Stated exercise »
Scan the data below for the string "icon". Copy every line where it appears.

***** Given information *****

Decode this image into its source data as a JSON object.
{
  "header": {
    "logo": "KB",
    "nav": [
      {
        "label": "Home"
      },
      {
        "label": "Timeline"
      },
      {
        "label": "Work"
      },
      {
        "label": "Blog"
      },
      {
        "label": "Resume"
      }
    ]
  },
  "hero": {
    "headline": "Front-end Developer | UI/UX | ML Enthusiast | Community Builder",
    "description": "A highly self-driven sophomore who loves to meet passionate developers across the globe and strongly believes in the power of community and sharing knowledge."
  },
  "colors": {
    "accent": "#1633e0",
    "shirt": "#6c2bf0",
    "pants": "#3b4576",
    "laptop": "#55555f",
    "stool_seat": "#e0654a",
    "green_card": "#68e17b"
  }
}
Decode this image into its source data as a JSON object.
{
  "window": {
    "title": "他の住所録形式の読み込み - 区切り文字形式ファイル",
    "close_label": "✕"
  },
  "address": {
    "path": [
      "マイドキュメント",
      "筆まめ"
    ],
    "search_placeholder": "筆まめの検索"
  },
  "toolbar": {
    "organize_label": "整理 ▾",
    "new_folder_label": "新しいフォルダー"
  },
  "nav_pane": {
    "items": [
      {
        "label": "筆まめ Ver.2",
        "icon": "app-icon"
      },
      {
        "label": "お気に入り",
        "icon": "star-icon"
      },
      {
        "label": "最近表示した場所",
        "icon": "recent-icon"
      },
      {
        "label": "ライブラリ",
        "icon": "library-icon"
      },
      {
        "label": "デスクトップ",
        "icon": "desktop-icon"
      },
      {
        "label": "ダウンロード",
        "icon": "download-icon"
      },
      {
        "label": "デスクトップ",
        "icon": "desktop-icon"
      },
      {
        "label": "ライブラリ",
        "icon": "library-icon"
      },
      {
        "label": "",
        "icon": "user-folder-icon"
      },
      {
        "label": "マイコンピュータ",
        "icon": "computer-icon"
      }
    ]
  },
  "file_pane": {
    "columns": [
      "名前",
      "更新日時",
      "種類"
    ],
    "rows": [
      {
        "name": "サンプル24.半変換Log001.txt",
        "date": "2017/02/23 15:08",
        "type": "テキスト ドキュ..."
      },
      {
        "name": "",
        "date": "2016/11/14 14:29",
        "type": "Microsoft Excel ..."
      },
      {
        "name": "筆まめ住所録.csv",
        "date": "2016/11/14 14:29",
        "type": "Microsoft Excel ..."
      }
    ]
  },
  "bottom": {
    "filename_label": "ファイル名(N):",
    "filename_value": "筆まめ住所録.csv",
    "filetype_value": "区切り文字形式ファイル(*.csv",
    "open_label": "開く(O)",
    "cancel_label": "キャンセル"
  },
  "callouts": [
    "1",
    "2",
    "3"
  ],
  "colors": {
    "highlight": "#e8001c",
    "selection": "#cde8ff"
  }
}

*****

Expected answer »
        "icon": "app-icon"
        "icon": "star-icon"
        "icon": "recent-icon"
        "icon": "library-icon"
        "icon": "desktop-icon"
        "icon": "download-icon"
        "icon": "desktop-icon"
        "icon": "library-icon"
        "icon": "user-folder-icon"
        "icon": "computer-icon"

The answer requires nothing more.